== Exercise inputs ==

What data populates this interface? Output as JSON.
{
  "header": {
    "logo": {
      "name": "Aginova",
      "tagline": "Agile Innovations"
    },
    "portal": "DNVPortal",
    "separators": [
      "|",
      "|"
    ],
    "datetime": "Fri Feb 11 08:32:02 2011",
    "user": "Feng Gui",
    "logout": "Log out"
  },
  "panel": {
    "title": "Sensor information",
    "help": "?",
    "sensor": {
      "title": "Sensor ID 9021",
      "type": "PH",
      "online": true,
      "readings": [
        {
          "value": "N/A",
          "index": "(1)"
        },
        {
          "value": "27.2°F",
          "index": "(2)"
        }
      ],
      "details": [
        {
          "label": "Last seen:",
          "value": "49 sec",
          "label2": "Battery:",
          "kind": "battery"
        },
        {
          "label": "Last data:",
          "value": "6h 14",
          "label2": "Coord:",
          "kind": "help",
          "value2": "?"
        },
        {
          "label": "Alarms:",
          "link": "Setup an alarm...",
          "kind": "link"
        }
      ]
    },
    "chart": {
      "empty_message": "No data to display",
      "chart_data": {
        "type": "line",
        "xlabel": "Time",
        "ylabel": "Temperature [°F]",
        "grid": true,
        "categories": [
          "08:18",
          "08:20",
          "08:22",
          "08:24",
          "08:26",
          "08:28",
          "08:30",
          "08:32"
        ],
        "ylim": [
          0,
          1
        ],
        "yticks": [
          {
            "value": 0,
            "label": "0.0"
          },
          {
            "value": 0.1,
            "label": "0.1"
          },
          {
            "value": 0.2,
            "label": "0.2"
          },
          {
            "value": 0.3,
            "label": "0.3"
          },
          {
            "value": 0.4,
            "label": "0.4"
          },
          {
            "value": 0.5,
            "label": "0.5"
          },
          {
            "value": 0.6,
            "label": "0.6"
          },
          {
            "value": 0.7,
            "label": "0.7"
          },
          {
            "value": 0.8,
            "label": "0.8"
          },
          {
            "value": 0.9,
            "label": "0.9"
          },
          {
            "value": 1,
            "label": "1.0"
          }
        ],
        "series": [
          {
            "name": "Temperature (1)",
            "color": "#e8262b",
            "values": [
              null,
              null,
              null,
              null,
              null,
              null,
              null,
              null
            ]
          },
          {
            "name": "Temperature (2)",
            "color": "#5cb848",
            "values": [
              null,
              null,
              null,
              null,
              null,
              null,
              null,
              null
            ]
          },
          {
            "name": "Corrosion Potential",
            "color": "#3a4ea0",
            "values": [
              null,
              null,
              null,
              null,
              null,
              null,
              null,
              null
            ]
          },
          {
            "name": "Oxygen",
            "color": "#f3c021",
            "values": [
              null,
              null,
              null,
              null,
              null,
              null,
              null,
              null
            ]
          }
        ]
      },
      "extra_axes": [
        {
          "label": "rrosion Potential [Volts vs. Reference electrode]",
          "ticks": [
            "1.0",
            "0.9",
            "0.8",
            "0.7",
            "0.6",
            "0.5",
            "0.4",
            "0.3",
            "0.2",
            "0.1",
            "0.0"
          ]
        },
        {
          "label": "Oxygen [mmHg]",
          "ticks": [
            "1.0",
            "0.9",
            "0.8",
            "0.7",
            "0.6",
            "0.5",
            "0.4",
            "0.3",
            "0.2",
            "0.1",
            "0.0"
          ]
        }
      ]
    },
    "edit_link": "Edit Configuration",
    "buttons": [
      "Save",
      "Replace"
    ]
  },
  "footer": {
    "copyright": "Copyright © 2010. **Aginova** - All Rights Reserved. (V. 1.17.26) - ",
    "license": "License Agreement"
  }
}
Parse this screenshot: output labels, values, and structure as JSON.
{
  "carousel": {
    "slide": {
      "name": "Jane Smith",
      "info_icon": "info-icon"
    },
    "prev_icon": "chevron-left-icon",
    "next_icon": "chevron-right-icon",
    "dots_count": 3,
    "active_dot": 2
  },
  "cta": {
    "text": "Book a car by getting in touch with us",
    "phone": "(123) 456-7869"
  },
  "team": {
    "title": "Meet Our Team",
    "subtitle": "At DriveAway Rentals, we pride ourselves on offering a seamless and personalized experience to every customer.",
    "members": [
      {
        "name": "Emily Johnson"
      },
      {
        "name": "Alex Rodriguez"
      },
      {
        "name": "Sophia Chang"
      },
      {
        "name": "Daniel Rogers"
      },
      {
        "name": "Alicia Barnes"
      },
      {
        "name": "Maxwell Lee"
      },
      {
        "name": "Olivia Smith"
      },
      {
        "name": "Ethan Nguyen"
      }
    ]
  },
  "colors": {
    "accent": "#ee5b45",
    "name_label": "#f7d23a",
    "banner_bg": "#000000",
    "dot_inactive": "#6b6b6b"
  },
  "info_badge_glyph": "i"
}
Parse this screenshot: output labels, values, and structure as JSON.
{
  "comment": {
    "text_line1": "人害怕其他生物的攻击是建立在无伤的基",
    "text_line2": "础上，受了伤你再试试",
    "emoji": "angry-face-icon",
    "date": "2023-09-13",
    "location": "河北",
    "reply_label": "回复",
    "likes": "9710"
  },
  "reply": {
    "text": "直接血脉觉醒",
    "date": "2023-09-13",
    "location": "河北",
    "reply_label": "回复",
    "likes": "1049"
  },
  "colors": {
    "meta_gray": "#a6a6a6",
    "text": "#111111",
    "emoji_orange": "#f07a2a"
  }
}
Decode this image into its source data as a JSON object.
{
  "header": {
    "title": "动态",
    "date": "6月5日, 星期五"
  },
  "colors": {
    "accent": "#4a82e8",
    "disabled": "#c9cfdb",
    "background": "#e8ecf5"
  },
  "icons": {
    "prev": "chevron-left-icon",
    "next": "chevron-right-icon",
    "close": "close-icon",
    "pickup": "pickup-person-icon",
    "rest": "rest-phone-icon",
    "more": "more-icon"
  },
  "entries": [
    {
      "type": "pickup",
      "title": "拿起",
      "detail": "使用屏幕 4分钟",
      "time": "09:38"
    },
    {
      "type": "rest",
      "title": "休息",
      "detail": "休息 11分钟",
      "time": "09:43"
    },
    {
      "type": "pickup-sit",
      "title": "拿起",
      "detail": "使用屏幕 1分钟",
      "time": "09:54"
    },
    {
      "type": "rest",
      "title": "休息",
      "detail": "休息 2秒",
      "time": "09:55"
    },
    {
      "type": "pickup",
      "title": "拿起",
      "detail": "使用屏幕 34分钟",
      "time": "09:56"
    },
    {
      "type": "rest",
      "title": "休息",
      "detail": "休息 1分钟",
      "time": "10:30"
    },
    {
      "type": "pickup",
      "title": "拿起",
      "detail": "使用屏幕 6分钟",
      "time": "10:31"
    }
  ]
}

===

> Set problem:
Repeat each record exactly. Omit nothing.

> Written response:
What data populates this interface? Output as JSON.
{
  "header": {
    "logo": {
      "name": "Aginova",
      "tagline": "Agile Innovations"
    },
    "portal": "DNVPortal",
    "separators": [
      "|",
      "|"
    ],
    "datetime": "Fri Feb 11 08:32:02 2011",
    "user": "Feng Gui",
    "logout": "Log out"
  },
  "panel": {
    "title": "Sensor information",
    "help": "?",
    "sensor": {
      "title": "Sensor ID 9021",
      "type": "PH",
      "online": true,
      "readings": [
        {
          "value": "N/A",
          "index": "(1)"
        },
        {
          "value": "27.2°F",
          "index": "(2)"
        }
      ],
      "details": [
        {
          "label": "Last seen:",
          "value": "49 sec",
          "label2": "Battery:",
          "kind": "battery"
        },
        {
          "label": "Last data:",
          "value": "6h 14",
          "label2": "Coord:",
          "kind": "help",
          "value2": "?"
        },
        {
          "label": "Alarms:",
          "link": "Setup an alarm...",
          "kind": "link"
        }
      ]
    },
    "chart": {
      "empty_message": "No data to display",
      "chart_data": {
        "type": "line",
        "xlabel": "Time",
        "ylabel": "Temperature [°F]",
        "grid": true,
        "categories": [
          "08:18",
          "08:20",
          "08:22",
          "08:24",
          "08:26",
          "08:28",
          "08:30",
          "08:32"
        ],
        "ylim": [
          0,
          1
        ],
        "yticks": [
          {
            "value": 0,
            "label": "0.0"
          },
          {
            "value": 0.1,
            "label": "0.1"
          },
          {
            "value": 0.2,
            "label": "0.2"
          },
          {
            "value": 0.3,
            "label": "0.3"
          },
          {
            "value": 0.4,
            "label": "0.4"
          },
          {
            "value": 0.5,
            "label": "0.5"
          },
          {
            "value": 0.6,
            "label": "0.6"
          },
          {
            "value": 0.7,
            "label": "0.7"
          },
          {
            "value": 0.8,
            "label": "0.8"
          },
          {
            "value": 0.9,
            "label": "0.9"
          },
          {
            "value": 1,
            "label": "1.0"
          }
        ],
        "series": [
          {
            "name": "Temperature (1)",
            "color": "#e8262b",
            "values": [
              null,
              null,
              null,
              null,
              null,
              null,
              null,
              null
            ]
          },
          {
            "name": "Temperature (2)",
            "color": "#5cb848",
            "values": [
              null,
              null,
              null,
              null,
              null,
              null,
              null,
              null
            ]
          },
          {
            "name": "Corrosion Potential",
            "color": "#3a4ea0",
            "values": [
              null,
              null,
              null,
              null,
              null,
              null,
              null,
              null
            ]
          },
          {
            "name": "Oxygen",
            "color": "#f3c021",
            "values": [
              null,
              null,
              null,
              null,
              null,
              null,
              null,
              null
            ]
          }
        ]
      },
      "extra_axes": [
        {
          "label": "rrosion Potential [Volts vs. Reference electrode]",
          "ticks": [
            "1.0",
            "0.9",
            "0.8",
            "0.7",
            "0.6",
            "0.5",
            "0.4",
            "0.3",
            "0.2",
            "0.1",
            "0.0"
          ]
        },
        {
          "label": "Oxygen [mmHg]",
          "ticks": [
            "1.0",
            "0.9",
            "0.8",
            "0.7",
            "0.6",
            "0.5",
            "0.4",
            "0.3",
            "0.2",
            "0.1",
            "0.0"
          ]
        }
      ]
    },
    "edit_link": "Edit Configuration",
    "buttons": [
      "Save",
      "Replace"
    ]
  },
  "footer": {
    "copyright": "Copyright © 2010. **Aginova** - All Rights Reserved. (V. 1.17.26) - ",
    "license": "License Agreement"
  }
}
Parse this screenshot: output labels, values, and structure as JSON.
{
  "carousel": {
    "slide": {
      "name": "Jane Smith",
      "info_icon": "info-icon"
    },
    "prev_icon": "chevron-left-icon",
    "next_icon": "chevron-right-icon",
    "dots_count": 3,
    "active_dot": 2
  },
  "cta": {
    "text": "Book a car by getting in touch with us",
    "phone": "(123) 456-7869"
  },
  "team": {
    "title": "Meet Our Team",
    "subtitle": "At DriveAway Rentals, we pride ourselves on offering a seamless and personalized experience to every customer.",
    "members": [
      {
        "name": "Emily Johnson"
      },
      {
        "name": "Alex Rodriguez"
      },
      {
        "name": "Sophia Chang"
      },
      {
        "name": "Daniel Rogers"
      },
      {
        "name": "Alicia Barnes"
      },
      {
        "name": "Maxwell Lee"
      },
      {
        "name": "Olivia Smith"
      },
      {
        "name": "Ethan Nguyen"
      }
    ]
  },
  "colors": {
    "accent": "#ee5b45",
    "name_label": "#f7d23a",
    "banner_bg": "#000000",
    "dot_inactive": "#6b6b6b"
  },
  "info_badge_glyph": "i"
}
Parse this screenshot: output labels, values, and structure as JSON.
{
  "comment": {
    "text_line1": "人害怕其他生物的攻击是建立在无伤的基",
    "text_line2": "础上，受了伤你再试试",
    "emoji": "angry-face-icon",
    "date": "2023-09-13",
    "location": "河北",
    "reply_label": "回复",
    "likes": "9710"
  },
  "reply": {
    "text": "直接血脉觉醒",
    "date": "2023-09-13",
    "location": "河北",
    "reply_label": "回复",
    "likes": "1049"
  },
  "colors": {
    "meta_gray": "#a6a6a6",
    "text": "#111111",
    "emoji_orange": "#f07a2a"
  }
}
Decode this image into its source data as a JSON object.
{
  "header": {
    "title": "动态",
    "date": "6月5日, 星期五"
  },
  "colors": {
    "accent": "#4a82e8",
    "disabled": "#c9cfdb",
    "background": "#e8ecf5"
  },
  "icons": {
    "prev": "chevron-left-icon",
    "next": "chevron-right-icon",
    "close": "close-icon",
    "pickup": "pickup-person-icon",
    "rest": "rest-phone-icon",
    "more": "more-icon"
  },
  "entries": [
    {
      "type": "pickup",
      "title": "拿起",
      "detail": "使用屏幕 4分钟",
      "time": "09:38"
    },
    {
      "type": "rest",
      "title": "休息",
      "detail": "休息 11分钟",
      "time": "09:43"
    },
    {
      "type": "pickup-sit",
      "title": "拿起",
      "detail": "使用屏幕 1分钟",
      "time": "09:54"
    },
    {
      "type": "rest",
      "title": "休息",
      "detail": "休息 2秒",
      "time": "09:55"
    },
    {
      "type": "pickup",
      "title": "拿起",
      "detail": "使用屏幕 34分钟",
      "time": "09:56"
    },
    {
      "type": "rest",
      "title": "休息",
      "detail": "休息 1分钟",
      "time": "10:30"
    },
    {
      "type": "pickup",
      "title": "拿起",
      "detail": "使用屏幕 6分钟",
      "time": "10:31"
    }
  ]
}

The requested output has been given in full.